┌──

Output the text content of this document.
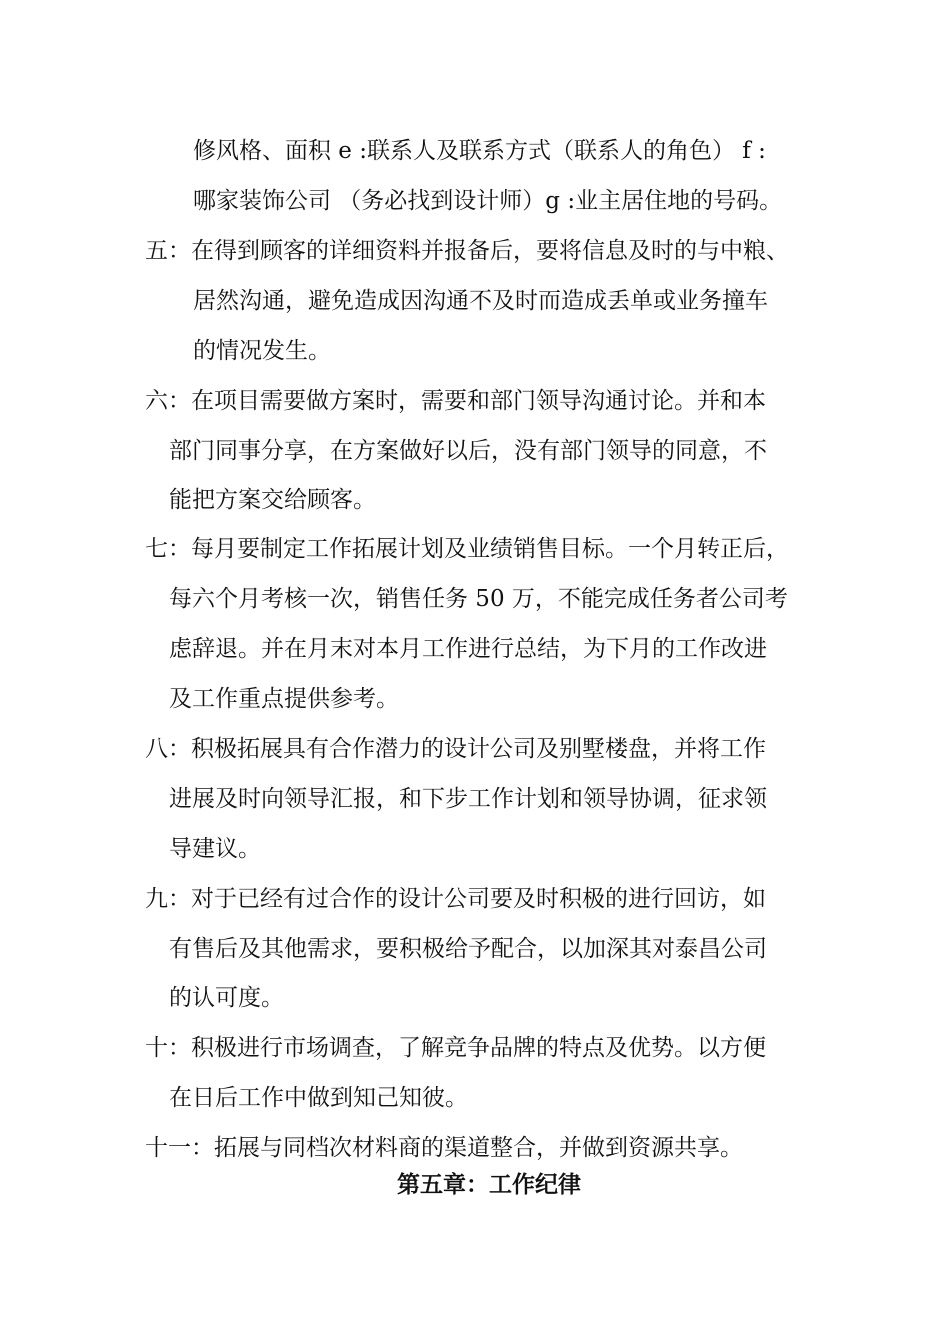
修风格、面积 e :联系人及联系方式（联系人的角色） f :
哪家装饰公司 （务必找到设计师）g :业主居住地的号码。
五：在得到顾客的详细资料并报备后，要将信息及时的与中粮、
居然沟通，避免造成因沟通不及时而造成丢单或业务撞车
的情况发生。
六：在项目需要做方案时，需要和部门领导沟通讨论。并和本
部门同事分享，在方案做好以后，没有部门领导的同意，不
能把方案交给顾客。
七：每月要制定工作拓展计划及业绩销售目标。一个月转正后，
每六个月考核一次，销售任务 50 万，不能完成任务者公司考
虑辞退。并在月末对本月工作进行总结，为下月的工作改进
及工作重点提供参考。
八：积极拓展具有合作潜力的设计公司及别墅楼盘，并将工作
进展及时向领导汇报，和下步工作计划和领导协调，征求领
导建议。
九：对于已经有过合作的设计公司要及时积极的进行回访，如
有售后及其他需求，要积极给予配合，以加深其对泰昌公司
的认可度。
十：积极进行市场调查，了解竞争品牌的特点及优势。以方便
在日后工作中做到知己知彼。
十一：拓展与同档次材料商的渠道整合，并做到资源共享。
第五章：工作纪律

└──
┌──

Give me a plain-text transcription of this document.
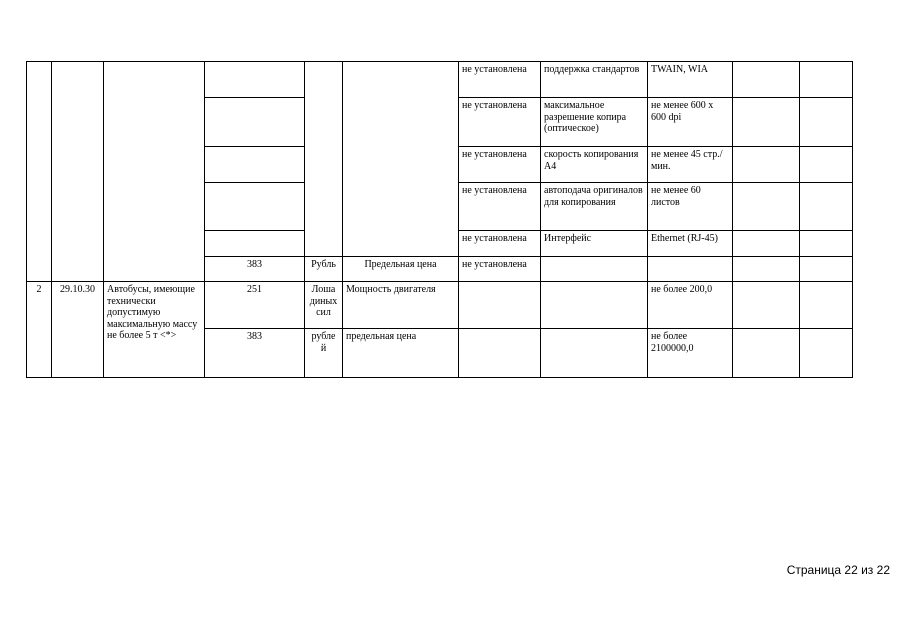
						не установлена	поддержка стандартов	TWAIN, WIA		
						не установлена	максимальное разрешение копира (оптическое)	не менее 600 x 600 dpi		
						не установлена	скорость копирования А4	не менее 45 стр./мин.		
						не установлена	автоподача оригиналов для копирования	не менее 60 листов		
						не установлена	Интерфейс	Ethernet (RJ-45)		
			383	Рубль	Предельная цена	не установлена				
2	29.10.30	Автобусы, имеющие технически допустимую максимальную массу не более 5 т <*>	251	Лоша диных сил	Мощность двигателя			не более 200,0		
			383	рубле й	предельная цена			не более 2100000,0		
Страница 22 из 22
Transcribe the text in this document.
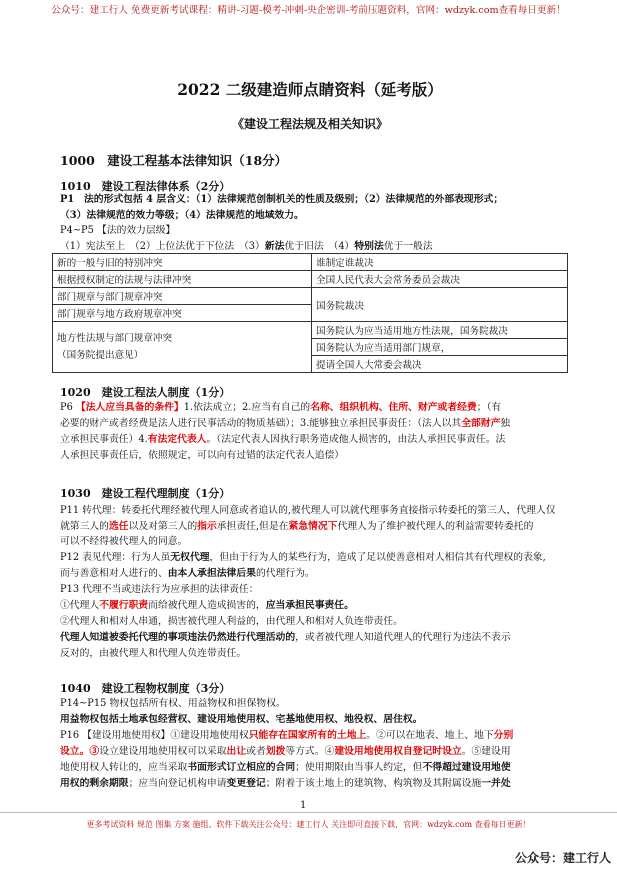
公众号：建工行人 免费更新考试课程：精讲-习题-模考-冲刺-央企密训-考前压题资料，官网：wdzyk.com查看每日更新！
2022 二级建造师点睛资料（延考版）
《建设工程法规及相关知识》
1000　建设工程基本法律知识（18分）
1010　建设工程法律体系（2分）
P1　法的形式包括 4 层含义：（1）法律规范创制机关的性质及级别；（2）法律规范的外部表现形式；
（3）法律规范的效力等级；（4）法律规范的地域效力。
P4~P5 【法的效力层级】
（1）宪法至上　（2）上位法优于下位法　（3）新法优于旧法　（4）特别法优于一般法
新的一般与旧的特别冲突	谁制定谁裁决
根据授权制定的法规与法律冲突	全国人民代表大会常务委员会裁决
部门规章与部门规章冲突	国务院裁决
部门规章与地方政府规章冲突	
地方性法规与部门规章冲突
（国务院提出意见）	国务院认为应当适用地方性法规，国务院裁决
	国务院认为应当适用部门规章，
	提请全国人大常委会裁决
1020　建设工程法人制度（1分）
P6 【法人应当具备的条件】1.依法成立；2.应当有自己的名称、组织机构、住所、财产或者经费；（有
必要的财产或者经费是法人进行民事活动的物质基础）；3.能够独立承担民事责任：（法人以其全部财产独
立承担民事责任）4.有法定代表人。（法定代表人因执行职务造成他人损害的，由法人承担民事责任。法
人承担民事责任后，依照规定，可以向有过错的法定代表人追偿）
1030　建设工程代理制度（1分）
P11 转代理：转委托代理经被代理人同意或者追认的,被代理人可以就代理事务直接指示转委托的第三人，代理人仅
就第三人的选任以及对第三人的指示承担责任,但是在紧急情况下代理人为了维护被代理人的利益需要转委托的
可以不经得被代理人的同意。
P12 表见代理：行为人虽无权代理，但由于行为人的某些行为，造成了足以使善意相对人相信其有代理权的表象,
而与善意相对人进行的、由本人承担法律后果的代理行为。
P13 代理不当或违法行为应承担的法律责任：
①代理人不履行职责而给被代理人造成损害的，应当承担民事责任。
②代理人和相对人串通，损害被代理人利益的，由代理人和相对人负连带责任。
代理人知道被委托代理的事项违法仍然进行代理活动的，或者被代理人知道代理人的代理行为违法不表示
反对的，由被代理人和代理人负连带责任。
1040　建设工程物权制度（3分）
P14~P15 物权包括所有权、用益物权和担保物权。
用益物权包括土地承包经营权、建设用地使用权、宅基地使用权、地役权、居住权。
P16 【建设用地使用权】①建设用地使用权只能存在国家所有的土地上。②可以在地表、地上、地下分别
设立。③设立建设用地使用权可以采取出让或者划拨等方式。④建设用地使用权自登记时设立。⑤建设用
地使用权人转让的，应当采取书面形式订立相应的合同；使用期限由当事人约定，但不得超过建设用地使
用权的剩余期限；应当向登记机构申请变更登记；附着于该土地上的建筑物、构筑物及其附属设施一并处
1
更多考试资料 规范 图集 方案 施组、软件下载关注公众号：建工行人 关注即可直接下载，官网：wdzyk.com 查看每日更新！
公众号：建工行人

└──
┌──

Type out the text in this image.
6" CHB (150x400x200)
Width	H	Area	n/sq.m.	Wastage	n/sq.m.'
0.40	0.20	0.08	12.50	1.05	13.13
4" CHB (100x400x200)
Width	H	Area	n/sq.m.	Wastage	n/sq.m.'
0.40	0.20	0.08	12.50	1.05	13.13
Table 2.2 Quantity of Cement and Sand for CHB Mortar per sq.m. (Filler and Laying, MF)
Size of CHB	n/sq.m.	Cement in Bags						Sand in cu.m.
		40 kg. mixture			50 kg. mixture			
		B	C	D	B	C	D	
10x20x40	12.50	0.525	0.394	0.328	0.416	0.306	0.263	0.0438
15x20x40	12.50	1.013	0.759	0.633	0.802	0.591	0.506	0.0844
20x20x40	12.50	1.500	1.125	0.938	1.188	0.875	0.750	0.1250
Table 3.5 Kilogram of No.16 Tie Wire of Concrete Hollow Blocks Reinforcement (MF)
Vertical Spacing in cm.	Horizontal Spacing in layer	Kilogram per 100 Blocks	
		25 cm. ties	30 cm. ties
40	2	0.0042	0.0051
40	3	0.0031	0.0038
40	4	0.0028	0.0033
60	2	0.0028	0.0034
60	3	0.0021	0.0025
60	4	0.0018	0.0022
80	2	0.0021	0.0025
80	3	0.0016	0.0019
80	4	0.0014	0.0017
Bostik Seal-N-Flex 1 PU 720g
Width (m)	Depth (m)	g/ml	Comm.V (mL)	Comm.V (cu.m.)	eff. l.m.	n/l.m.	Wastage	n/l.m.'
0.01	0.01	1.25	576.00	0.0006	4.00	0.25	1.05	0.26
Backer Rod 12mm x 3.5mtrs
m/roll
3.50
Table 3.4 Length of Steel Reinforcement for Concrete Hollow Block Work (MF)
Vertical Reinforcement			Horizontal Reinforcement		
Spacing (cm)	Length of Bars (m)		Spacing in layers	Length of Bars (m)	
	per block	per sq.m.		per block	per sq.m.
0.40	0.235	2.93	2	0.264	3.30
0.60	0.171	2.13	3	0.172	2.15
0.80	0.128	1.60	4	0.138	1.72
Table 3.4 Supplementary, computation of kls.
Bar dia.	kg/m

└──

- [Written problem]:
Collect each line holding the string "Vertical".

- [Written answer]:
Vertical Spacing in cm.	Horizontal Spacing in layer	Kilogram per 100 Blocks	
Vertical Reinforcement			Horizontal Reinforcement		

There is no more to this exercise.